[Extracted records]

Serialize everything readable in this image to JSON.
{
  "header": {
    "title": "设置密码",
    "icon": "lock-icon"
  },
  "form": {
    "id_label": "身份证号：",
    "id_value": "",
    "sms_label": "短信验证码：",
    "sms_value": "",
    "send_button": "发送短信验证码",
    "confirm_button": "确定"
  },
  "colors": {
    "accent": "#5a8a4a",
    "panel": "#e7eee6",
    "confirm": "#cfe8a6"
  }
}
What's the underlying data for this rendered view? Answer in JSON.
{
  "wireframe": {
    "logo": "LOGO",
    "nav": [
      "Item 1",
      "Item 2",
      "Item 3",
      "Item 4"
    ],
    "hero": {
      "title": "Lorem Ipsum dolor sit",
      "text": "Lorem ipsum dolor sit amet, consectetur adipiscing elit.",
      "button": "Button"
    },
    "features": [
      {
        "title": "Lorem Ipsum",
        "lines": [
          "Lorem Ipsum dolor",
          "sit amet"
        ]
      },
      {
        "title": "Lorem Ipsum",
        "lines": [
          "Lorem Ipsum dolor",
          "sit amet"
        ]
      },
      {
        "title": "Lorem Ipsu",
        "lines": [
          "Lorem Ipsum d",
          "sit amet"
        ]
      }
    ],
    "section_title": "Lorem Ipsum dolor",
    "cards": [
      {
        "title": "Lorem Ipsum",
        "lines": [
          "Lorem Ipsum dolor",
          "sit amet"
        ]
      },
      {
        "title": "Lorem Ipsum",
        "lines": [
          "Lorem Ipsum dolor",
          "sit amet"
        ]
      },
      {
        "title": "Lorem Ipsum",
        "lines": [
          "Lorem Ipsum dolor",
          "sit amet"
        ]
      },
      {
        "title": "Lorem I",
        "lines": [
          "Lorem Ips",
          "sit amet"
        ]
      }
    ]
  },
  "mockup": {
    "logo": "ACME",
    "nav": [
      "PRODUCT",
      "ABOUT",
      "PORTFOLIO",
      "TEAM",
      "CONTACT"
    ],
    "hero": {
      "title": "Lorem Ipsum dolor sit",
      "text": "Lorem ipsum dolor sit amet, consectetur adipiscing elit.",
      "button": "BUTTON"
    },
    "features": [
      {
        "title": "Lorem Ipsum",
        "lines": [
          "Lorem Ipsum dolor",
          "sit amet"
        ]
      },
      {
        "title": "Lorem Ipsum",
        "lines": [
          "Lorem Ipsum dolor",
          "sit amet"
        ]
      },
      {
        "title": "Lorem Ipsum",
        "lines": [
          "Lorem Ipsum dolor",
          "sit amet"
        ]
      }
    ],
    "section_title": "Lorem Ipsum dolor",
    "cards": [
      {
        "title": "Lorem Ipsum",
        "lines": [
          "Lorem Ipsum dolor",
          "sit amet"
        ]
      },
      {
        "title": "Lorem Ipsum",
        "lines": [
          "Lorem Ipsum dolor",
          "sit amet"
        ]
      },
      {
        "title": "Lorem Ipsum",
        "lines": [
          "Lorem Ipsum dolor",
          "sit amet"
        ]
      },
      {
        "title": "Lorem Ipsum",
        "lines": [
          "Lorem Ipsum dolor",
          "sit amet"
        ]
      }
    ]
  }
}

→ **Stated task**
Extract the full listing and reproduce each line exactly.

→ **Answer to this task**
Serialize everything readable in this image to JSON.
{
  "header": {
    "title": "设置密码",
    "icon": "lock-icon"
  },
  "form": {
    "id_label": "身份证号：",
    "id_value": "",
    "sms_label": "短信验证码：",
    "sms_value": "",
    "send_button": "发送短信验证码",
    "confirm_button": "确定"
  },
  "colors": {
    "accent": "#5a8a4a",
    "panel": "#e7eee6",
    "confirm": "#cfe8a6"
  }
}
What's the underlying data for this rendered view? Answer in JSON.
{
  "wireframe": {
    "logo": "LOGO",
    "nav": [
      "Item 1",
      "Item 2",
      "Item 3",
      "Item 4"
    ],
    "hero": {
      "title": "Lorem Ipsum dolor sit",
      "text": "Lorem ipsum dolor sit amet, consectetur adipiscing elit.",
      "button": "Button"
    },
    "features": [
      {
        "title": "Lorem Ipsum",
        "lines": [
          "Lorem Ipsum dolor",
          "sit amet"
        ]
      },
      {
        "title": "Lorem Ipsum",
        "lines": [
          "Lorem Ipsum dolor",
          "sit amet"
        ]
      },
      {
        "title": "Lorem Ipsu",
        "lines": [
          "Lorem Ipsum d",
          "sit amet"
        ]
      }
    ],
    "section_title": "Lorem Ipsum dolor",
    "cards": [
      {
        "title": "Lorem Ipsum",
        "lines": [
          "Lorem Ipsum dolor",
          "sit amet"
        ]
      },
      {
        "title": "Lorem Ipsum",
        "lines": [
          "Lorem Ipsum dolor",
          "sit amet"
        ]
      },
      {
        "title": "Lorem Ipsum",
        "lines": [
          "Lorem Ipsum dolor",
          "sit amet"
        ]
      },
      {
        "title": "Lorem I",
        "lines": [
          "Lorem Ips",
          "sit amet"
        ]
      }
    ]
  },
  "mockup": {
    "logo": "ACME",
    "nav": [
      "PRODUCT",
      "ABOUT",
      "PORTFOLIO",
      "TEAM",
      "CONTACT"
    ],
    "hero": {
      "title": "Lorem Ipsum dolor sit",
      "text": "Lorem ipsum dolor sit amet, consectetur adipiscing elit.",
      "button": "BUTTON"
    },
    "features": [
      {
        "title": "Lorem Ipsum",
        "lines": [
          "Lorem Ipsum dolor",
          "sit amet"
        ]
      },
      {
        "title": "Lorem Ipsum",
        "lines": [
          "Lorem Ipsum dolor",
          "sit amet"
        ]
      },
      {
        "title": "Lorem Ipsum",
        "lines": [
          "Lorem Ipsum dolor",
          "sit amet"
        ]
      }
    ],
    "section_title": "Lorem Ipsum dolor",
    "cards": [
      {
        "title": "Lorem Ipsum",
        "lines": [
          "Lorem Ipsum dolor",
          "sit amet"
        ]
      },
      {
        "title": "Lorem Ipsum",
        "lines": [
          "Lorem Ipsum dolor",
          "sit amet"
        ]
      },
      {
        "title": "Lorem Ipsum",
        "lines": [
          "Lorem Ipsum dolor",
          "sit amet"
        ]
      },
      {
        "title": "Lorem Ipsum",
        "lines": [
          "Lorem Ipsum dolor",
          "sit amet"
        ]
      }
    ]
  }
}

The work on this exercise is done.